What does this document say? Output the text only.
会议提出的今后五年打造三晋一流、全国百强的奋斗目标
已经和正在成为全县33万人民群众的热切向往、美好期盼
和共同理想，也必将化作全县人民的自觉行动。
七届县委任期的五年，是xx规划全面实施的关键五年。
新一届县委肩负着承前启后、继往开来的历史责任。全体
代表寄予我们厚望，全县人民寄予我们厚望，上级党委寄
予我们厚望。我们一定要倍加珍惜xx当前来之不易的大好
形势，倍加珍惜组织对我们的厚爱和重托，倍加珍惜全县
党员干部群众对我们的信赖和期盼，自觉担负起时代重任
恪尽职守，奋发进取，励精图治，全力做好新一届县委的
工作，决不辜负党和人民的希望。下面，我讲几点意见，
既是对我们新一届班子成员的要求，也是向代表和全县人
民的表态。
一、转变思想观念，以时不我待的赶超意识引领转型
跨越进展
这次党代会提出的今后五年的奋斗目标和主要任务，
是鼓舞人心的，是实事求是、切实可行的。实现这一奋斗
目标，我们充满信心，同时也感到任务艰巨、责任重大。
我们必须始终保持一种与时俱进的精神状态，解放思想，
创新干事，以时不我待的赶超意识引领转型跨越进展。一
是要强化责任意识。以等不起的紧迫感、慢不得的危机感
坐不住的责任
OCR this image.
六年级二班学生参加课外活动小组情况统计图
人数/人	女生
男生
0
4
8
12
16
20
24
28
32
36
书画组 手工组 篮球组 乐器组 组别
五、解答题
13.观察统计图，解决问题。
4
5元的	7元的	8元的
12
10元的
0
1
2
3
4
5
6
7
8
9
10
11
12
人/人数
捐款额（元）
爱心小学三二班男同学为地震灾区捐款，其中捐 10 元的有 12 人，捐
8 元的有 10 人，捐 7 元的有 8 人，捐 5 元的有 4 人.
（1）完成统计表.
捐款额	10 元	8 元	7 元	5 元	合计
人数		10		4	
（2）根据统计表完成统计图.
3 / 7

# Stated task
Return the line that contains "OCR this image." along with every line after it through the end of the entries, exactly, adding nothing.

# Reply to the task
OCR this image.
六年级二班学生参加课外活动小组情况统计图
人数/人	女生
男生
0
4
8
12
16
20
24
28
32
36
书画组 手工组 篮球组 乐器组 组别
五、解答题
13.观察统计图，解决问题。
4
5元的	7元的	8元的
12
10元的
0
1
2
3
4
5
6
7
8
9
10
11
12
人/人数
捐款额（元）
爱心小学三二班男同学为地震灾区捐款，其中捐 10 元的有 12 人，捐
8 元的有 10 人，捐 7 元的有 8 人，捐 5 元的有 4 人.
（1）完成统计表.
捐款额	10 元	8 元	7 元	5 元	合计
人数		10		4	
（2）根据统计表完成统计图.
3 / 7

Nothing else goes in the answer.